# Given problem:
Return the material word for word. Do not include pictures.

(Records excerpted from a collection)
>> BEGIN
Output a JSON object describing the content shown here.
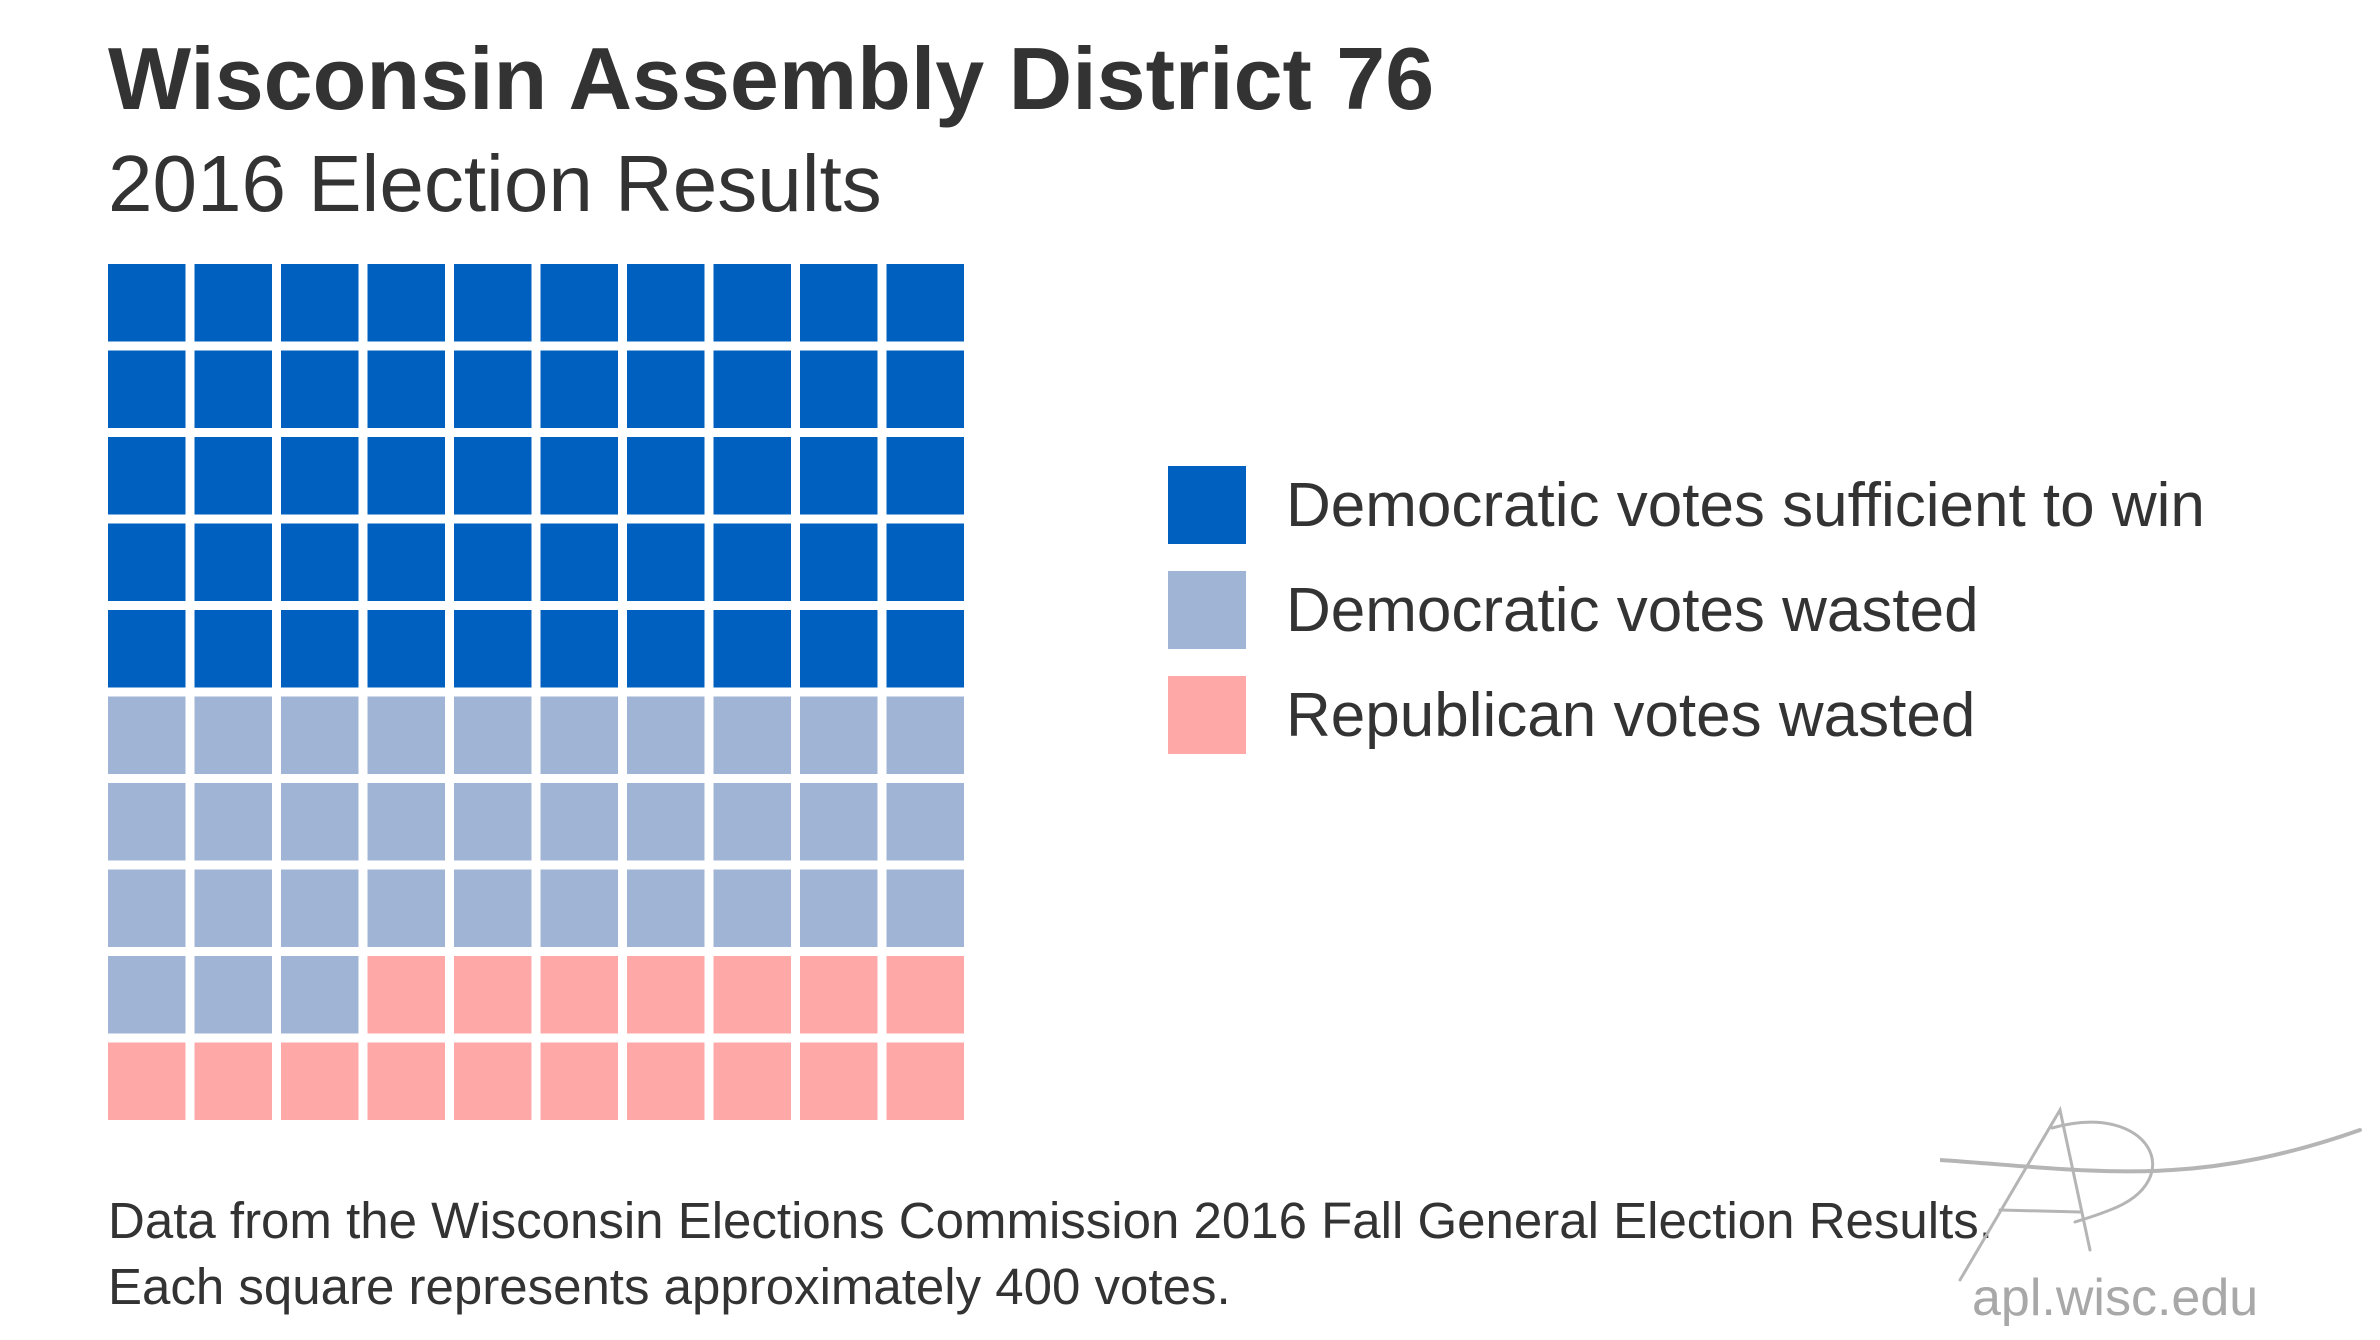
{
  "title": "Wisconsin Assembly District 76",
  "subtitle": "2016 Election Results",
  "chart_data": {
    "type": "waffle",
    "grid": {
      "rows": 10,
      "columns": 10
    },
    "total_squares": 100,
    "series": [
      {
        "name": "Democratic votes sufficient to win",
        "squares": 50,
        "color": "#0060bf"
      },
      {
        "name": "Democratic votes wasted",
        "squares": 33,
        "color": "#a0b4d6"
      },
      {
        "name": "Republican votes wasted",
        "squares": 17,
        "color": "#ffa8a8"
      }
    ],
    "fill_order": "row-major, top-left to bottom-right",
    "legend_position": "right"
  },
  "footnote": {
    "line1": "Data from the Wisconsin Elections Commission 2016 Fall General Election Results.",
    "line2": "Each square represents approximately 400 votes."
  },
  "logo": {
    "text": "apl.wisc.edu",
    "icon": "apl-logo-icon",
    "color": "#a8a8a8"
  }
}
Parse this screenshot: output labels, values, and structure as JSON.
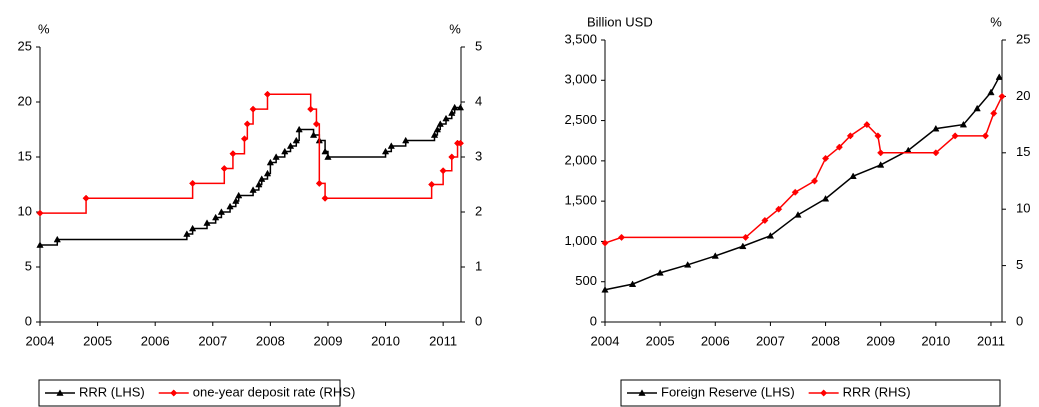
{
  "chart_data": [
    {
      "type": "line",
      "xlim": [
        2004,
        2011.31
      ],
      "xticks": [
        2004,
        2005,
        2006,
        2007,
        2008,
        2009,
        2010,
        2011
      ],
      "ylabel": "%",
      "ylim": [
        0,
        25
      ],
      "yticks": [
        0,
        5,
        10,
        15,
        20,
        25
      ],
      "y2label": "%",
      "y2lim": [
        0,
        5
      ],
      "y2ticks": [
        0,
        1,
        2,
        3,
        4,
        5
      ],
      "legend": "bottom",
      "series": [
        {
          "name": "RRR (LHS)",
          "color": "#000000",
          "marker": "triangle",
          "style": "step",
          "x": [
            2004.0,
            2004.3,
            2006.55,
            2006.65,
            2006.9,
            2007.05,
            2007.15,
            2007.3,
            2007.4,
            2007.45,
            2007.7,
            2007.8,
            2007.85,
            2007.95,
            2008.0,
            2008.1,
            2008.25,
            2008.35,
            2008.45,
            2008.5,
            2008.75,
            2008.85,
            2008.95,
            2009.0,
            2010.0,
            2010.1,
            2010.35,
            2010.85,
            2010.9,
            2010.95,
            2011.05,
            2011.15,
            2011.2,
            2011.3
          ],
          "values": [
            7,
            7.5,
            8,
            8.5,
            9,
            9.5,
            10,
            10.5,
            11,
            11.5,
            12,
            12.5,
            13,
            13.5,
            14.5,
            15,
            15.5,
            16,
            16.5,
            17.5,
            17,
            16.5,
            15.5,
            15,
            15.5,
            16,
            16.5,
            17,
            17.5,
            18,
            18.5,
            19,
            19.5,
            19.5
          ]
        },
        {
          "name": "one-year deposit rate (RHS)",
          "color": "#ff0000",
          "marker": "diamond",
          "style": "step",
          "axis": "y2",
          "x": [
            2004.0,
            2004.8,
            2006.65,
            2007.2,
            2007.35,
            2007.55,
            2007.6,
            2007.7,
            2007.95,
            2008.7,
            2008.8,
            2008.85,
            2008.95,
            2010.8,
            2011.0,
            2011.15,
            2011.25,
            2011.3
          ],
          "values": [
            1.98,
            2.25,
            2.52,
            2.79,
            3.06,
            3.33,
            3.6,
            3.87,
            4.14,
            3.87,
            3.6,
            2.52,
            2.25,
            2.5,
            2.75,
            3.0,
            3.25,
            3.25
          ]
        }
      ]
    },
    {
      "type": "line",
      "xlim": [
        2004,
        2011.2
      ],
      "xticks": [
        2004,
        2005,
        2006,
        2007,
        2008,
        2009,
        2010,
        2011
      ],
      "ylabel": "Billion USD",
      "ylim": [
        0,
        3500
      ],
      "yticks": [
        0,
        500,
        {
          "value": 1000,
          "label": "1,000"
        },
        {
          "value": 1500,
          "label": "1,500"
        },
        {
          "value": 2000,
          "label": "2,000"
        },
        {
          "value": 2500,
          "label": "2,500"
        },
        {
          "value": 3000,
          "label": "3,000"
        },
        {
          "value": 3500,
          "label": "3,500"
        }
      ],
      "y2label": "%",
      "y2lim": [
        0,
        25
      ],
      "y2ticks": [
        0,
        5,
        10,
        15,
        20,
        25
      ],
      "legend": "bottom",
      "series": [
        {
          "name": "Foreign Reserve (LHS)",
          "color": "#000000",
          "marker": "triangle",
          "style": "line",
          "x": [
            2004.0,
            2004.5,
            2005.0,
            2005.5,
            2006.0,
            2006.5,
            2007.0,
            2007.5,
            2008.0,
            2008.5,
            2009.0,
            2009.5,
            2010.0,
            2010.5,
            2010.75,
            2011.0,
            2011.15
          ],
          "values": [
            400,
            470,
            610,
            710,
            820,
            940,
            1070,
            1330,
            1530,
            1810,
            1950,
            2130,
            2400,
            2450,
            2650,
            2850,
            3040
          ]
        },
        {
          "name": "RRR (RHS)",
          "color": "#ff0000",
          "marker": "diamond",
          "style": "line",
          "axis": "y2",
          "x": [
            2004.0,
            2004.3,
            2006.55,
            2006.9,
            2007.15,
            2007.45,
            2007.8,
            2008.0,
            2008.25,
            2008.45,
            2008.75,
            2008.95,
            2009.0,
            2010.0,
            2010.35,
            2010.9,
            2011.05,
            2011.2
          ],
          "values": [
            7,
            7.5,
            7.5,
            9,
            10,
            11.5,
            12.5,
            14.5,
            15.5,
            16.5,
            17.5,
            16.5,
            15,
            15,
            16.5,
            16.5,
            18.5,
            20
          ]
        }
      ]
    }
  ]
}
>> END
# Reply to the exercise:
Output a JSON object describing the content shown here.
{
  "title": "Wisconsin Assembly District 76",
  "subtitle": "2016 Election Results",
  "chart_data": {
    "type": "waffle",
    "grid": {
      "rows": 10,
      "columns": 10
    },
    "total_squares": 100,
    "series": [
      {
        "name": "Democratic votes sufficient to win",
        "squares": 50,
        "color": "#0060bf"
      },
      {
        "name": "Democratic votes wasted",
        "squares": 33,
        "color": "#a0b4d6"
      },
      {
        "name": "Republican votes wasted",
        "squares": 17,
        "color": "#ffa8a8"
      }
    ],
    "fill_order": "row-major, top-left to bottom-right",
    "legend_position": "right"
  },
  "footnote": {
    "line1": "Data from the Wisconsin Elections Commission 2016 Fall General Election Results.",
    "line2": "Each square represents approximately 400 votes."
  },
  "logo": {
    "text": "apl.wisc.edu",
    "icon": "apl-logo-icon",
    "color": "#a8a8a8"
  }
}
Parse this screenshot: output labels, values, and structure as JSON.
{
  "chart_data": [
    {
      "type": "line",
      "xlim": [
        2004,
        2011.31
      ],
      "xticks": [
        2004,
        2005,
        2006,
        2007,
        2008,
        2009,
        2010,
        2011
      ],
      "ylabel": "%",
      "ylim": [
        0,
        25
      ],
      "yticks": [
        0,
        5,
        10,
        15,
        20,
        25
      ],
      "y2label": "%",
      "y2lim": [
        0,
        5
      ],
      "y2ticks": [
        0,
        1,
        2,
        3,
        4,
        5
      ],
      "legend": "bottom",
      "series": [
        {
          "name": "RRR (LHS)",
          "color": "#000000",
          "marker": "triangle",
          "style": "step",
          "x": [
            2004.0,
            2004.3,
            2006.55,
            2006.65,
            2006.9,
            2007.05,
            2007.15,
            2007.3,
            2007.4,
            2007.45,
            2007.7,
            2007.8,
            2007.85,
            2007.95,
            2008.0,
            2008.1,
            2008.25,
            2008.35,
            2008.45,
            2008.5,
            2008.75,
            2008.85,
            2008.95,
            2009.0,
            2010.0,
            2010.1,
            2010.35,
            2010.85,
            2010.9,
            2010.95,
            2011.05,
            2011.15,
            2011.2,
            2011.3
          ],
          "values": [
            7,
            7.5,
            8,
            8.5,
            9,
            9.5,
            10,
            10.5,
            11,
            11.5,
            12,
            12.5,
            13,
            13.5,
            14.5,
            15,
            15.5,
            16,
            16.5,
            17.5,
            17,
            16.5,
            15.5,
            15,
            15.5,
            16,
            16.5,
            17,
            17.5,
            18,
            18.5,
            19,
            19.5,
            19.5
          ]
        },
        {
          "name": "one-year deposit rate (RHS)",
          "color": "#ff0000",
          "marker": "diamond",
          "style": "step",
          "axis": "y2",
          "x": [
            2004.0,
            2004.8,
            2006.65,
            2007.2,
            2007.35,
            2007.55,
            2007.6,
            2007.7,
            2007.95,
            2008.7,
            2008.8,
            2008.85,
            2008.95,
            2010.8,
            2011.0,
            2011.15,
            2011.25,
            2011.3
          ],
          "values": [
            1.98,
            2.25,
            2.52,
            2.79,
            3.06,
            3.33,
            3.6,
            3.87,
            4.14,
            3.87,
            3.6,
            2.52,
            2.25,
            2.5,
            2.75,
            3.0,
            3.25,
            3.25
          ]
        }
      ]
    },
    {
      "type": "line",
      "xlim": [
        2004,
        2011.2
      ],
      "xticks": [
        2004,
        2005,
        2006,
        2007,
        2008,
        2009,
        2010,
        2011
      ],
      "ylabel": "Billion USD",
      "ylim": [
        0,
        3500
      ],
      "yticks": [
        0,
        500,
        {
          "value": 1000,
          "label": "1,000"
        },
        {
          "value": 1500,
          "label": "1,500"
        },
        {
          "value": 2000,
          "label": "2,000"
        },
        {
          "value": 2500,
          "label": "2,500"
        },
        {
          "value": 3000,
          "label": "3,000"
        },
        {
          "value": 3500,
          "label": "3,500"
        }
      ],
      "y2label": "%",
      "y2lim": [
        0,
        25
      ],
      "y2ticks": [
        0,
        5,
        10,
        15,
        20,
        25
      ],
      "legend": "bottom",
      "series": [
        {
          "name": "Foreign Reserve (LHS)",
          "color": "#000000",
          "marker": "triangle",
          "style": "line",
          "x": [
            2004.0,
            2004.5,
            2005.0,
            2005.5,
            2006.0,
            2006.5,
            2007.0,
            2007.5,
            2008.0,
            2008.5,
            2009.0,
            2009.5,
            2010.0,
            2010.5,
            2010.75,
            2011.0,
            2011.15
          ],
          "values": [
            400,
            470,
            610,
            710,
            820,
            940,
            1070,
            1330,
            1530,
            1810,
            1950,
            2130,
            2400,
            2450,
            2650,
            2850,
            3040
          ]
        },
        {
          "name": "RRR (RHS)",
          "color": "#ff0000",
          "marker": "diamond",
          "style": "line",
          "axis": "y2",
          "x": [
            2004.0,
            2004.3,
            2006.55,
            2006.9,
            2007.15,
            2007.45,
            2007.8,
            2008.0,
            2008.25,
            2008.45,
            2008.75,
            2008.95,
            2009.0,
            2010.0,
            2010.35,
            2010.9,
            2011.05,
            2011.2
          ],
          "values": [
            7,
            7.5,
            7.5,
            9,
            10,
            11.5,
            12.5,
            14.5,
            15.5,
            16.5,
            17.5,
            16.5,
            15,
            15,
            16.5,
            16.5,
            18.5,
            20
          ]
        }
      ]
    }
  ]
}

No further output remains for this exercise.